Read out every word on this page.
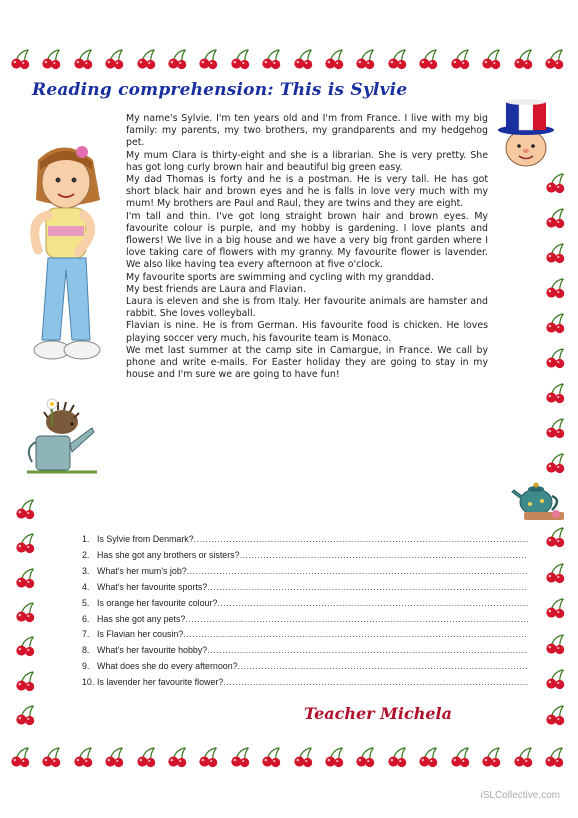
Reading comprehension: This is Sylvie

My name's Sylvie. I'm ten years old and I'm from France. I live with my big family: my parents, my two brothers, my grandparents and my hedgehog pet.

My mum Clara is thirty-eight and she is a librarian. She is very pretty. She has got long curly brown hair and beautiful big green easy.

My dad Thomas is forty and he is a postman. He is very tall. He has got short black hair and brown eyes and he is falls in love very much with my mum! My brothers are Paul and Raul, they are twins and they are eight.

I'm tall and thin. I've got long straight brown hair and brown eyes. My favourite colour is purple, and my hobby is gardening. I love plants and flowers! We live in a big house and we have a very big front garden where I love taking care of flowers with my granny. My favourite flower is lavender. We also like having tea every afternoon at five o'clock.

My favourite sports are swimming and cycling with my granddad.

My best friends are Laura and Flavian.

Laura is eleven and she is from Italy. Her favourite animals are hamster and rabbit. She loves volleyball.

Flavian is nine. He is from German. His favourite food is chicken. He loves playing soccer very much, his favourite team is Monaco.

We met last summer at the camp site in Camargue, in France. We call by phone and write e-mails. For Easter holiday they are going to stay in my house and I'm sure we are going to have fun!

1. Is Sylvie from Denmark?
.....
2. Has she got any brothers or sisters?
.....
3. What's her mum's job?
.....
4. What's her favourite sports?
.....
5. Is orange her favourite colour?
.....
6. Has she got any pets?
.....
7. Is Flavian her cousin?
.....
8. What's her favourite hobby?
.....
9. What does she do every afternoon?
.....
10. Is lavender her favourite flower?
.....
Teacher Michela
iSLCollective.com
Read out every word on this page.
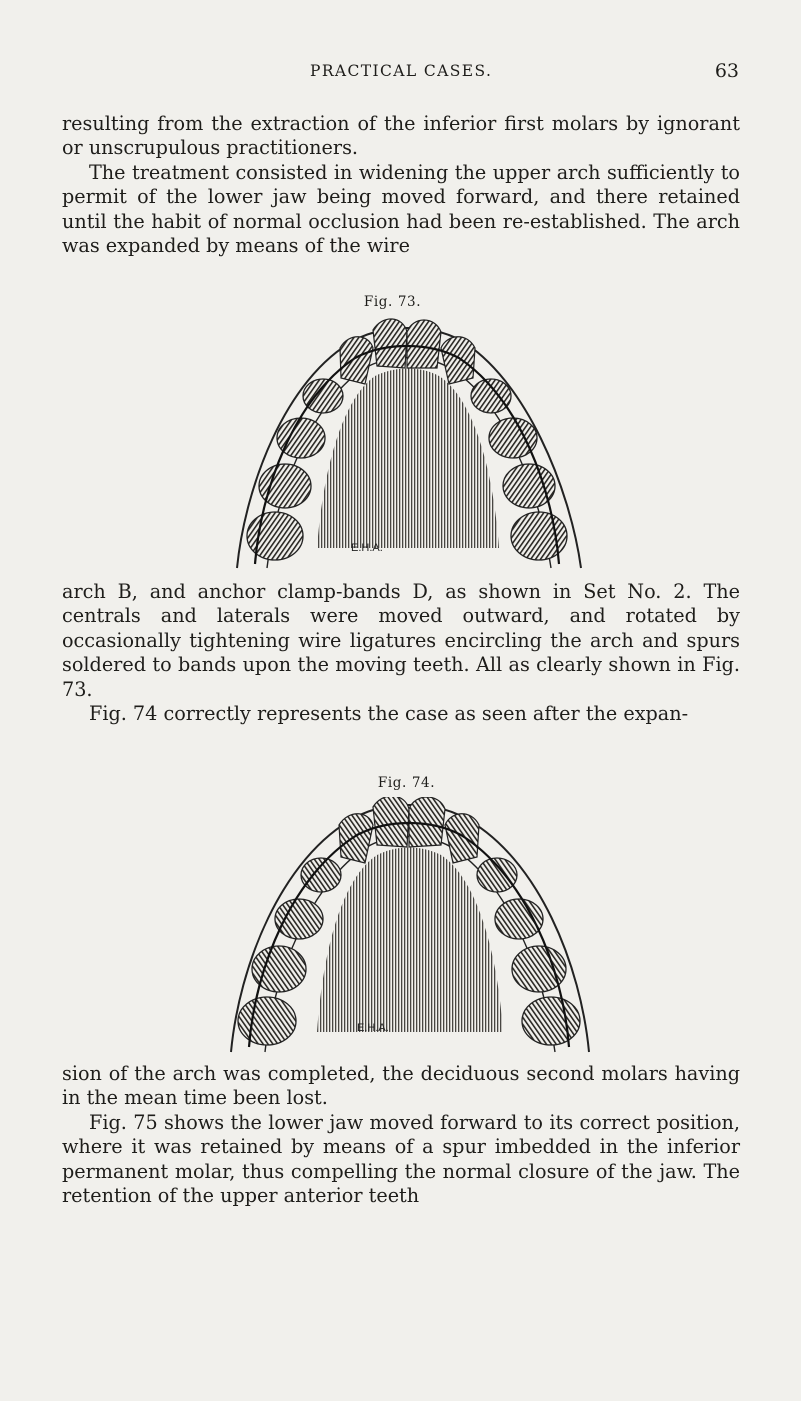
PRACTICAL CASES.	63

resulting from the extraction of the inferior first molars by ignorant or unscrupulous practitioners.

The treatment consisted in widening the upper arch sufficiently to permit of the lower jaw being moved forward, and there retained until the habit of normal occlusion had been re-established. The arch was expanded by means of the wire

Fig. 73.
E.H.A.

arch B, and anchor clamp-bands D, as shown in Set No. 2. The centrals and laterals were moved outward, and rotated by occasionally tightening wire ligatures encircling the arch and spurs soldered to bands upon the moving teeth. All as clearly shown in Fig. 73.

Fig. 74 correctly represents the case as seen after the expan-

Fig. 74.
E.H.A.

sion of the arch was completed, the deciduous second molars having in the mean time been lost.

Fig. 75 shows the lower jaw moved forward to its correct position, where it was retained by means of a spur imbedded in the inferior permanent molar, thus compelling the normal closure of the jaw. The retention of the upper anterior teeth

### Task to complete
Any pictures should be dropped; transcribe the rest of the records above exactly.

### Output for this exercise
Read out every word on this page.
Reading comprehension: This is Sylvie

My name's Sylvie. I'm ten years old and I'm from France. I live with my big family: my parents, my two brothers, my grandparents and my hedgehog pet.

My mum Clara is thirty-eight and she is a librarian. She is very pretty. She has got long curly brown hair and beautiful big green easy.

My dad Thomas is forty and he is a postman. He is very tall. He has got short black hair and brown eyes and he is falls in love very much with my mum! My brothers are Paul and Raul, they are twins and they are eight.

I'm tall and thin. I've got long straight brown hair and brown eyes. My favourite colour is purple, and my hobby is gardening. I love plants and flowers! We live in a big house and we have a very big front garden where I love taking care of flowers with my granny. My favourite flower is lavender. We also like having tea every afternoon at five o'clock.

My favourite sports are swimming and cycling with my granddad.

My best friends are Laura and Flavian.

Laura is eleven and she is from Italy. Her favourite animals are hamster and rabbit. She loves volleyball.

Flavian is nine. He is from German. His favourite food is chicken. He loves playing soccer very much, his favourite team is Monaco.

We met last summer at the camp site in Camargue, in France. We call by phone and write e-mails. For Easter holiday they are going to stay in my house and I'm sure we are going to have fun!

1. Is Sylvie from Denmark?
.....
2. Has she got any brothers or sisters?
.....
3. What's her mum's job?
.....
4. What's her favourite sports?
.....
5. Is orange her favourite colour?
.....
6. Has she got any pets?
.....
7. Is Flavian her cousin?
.....
8. What's her favourite hobby?
.....
9. What does she do every afternoon?
.....
10. Is lavender her favourite flower?
.....
Teacher Michela
iSLCollective.com
Read out every word on this page.
PRACTICAL CASES.	63

resulting from the extraction of the inferior first molars by ignorant or unscrupulous practitioners.

The treatment consisted in widening the upper arch sufficiently to permit of the lower jaw being moved forward, and there retained until the habit of normal occlusion had been re-established. The arch was expanded by means of the wire

Fig. 73.
E.H.A.

arch B, and anchor clamp-bands D, as shown in Set No. 2. The centrals and laterals were moved outward, and rotated by occasionally tightening wire ligatures encircling the arch and spurs soldered to bands upon the moving teeth. All as clearly shown in Fig. 73.

Fig. 74 correctly represents the case as seen after the expan-

Fig. 74.
E.H.A.

sion of the arch was completed, the deciduous second molars having in the mean time been lost.

Fig. 75 shows the lower jaw moved forward to its correct position, where it was retained by means of a spur imbedded in the inferior permanent molar, thus compelling the normal closure of the jaw. The retention of the upper anterior teeth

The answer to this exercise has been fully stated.